> [Direction]:
Reproduce the entries in full, with no changes.

---------------

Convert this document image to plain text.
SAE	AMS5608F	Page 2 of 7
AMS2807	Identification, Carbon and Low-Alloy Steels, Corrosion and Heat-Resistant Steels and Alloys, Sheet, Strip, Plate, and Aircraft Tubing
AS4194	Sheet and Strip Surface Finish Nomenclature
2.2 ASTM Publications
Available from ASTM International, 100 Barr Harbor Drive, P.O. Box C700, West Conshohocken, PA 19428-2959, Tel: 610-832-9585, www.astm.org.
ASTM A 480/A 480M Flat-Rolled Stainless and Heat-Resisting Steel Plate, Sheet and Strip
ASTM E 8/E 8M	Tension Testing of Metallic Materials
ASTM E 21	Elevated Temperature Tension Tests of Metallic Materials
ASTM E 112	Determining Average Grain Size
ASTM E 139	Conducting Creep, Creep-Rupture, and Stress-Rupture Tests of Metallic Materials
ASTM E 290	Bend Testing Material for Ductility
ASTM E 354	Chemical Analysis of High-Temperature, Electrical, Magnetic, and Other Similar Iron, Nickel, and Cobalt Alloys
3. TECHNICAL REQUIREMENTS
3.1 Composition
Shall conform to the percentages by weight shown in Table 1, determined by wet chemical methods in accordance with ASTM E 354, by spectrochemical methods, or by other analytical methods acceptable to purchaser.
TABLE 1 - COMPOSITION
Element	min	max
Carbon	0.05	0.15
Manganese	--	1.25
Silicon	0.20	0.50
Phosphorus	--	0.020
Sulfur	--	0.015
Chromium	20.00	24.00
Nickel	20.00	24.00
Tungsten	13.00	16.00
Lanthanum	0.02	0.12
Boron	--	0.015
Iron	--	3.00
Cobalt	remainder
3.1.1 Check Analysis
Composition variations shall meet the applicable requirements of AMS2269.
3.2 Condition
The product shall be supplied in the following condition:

---------------

> [Task solution]:
Convert this document image to plain text.
SAE	AMS5608F	Page 2 of 7
AMS2807	Identification, Carbon and Low-Alloy Steels, Corrosion and Heat-Resistant Steels and Alloys, Sheet, Strip, Plate, and Aircraft Tubing
AS4194	Sheet and Strip Surface Finish Nomenclature
2.2 ASTM Publications
Available from ASTM International, 100 Barr Harbor Drive, P.O. Box C700, West Conshohocken, PA 19428-2959, Tel: 610-832-9585, www.astm.org.
ASTM A 480/A 480M Flat-Rolled Stainless and Heat-Resisting Steel Plate, Sheet and Strip
ASTM E 8/E 8M	Tension Testing of Metallic Materials
ASTM E 21	Elevated Temperature Tension Tests of Metallic Materials
ASTM E 112	Determining Average Grain Size
ASTM E 139	Conducting Creep, Creep-Rupture, and Stress-Rupture Tests of Metallic Materials
ASTM E 290	Bend Testing Material for Ductility
ASTM E 354	Chemical Analysis of High-Temperature, Electrical, Magnetic, and Other Similar Iron, Nickel, and Cobalt Alloys
3. TECHNICAL REQUIREMENTS
3.1 Composition
Shall conform to the percentages by weight shown in Table 1, determined by wet chemical methods in accordance with ASTM E 354, by spectrochemical methods, or by other analytical methods acceptable to purchaser.
TABLE 1 - COMPOSITION
Element	min	max
Carbon	0.05	0.15
Manganese	--	1.25
Silicon	0.20	0.50
Phosphorus	--	0.020
Sulfur	--	0.015
Chromium	20.00	24.00
Nickel	20.00	24.00
Tungsten	13.00	16.00
Lanthanum	0.02	0.12
Boron	--	0.015
Iron	--	3.00
Cobalt	remainder
3.1.1 Check Analysis
Composition variations shall meet the applicable requirements of AMS2269.
3.2 Condition
The product shall be supplied in the following condition:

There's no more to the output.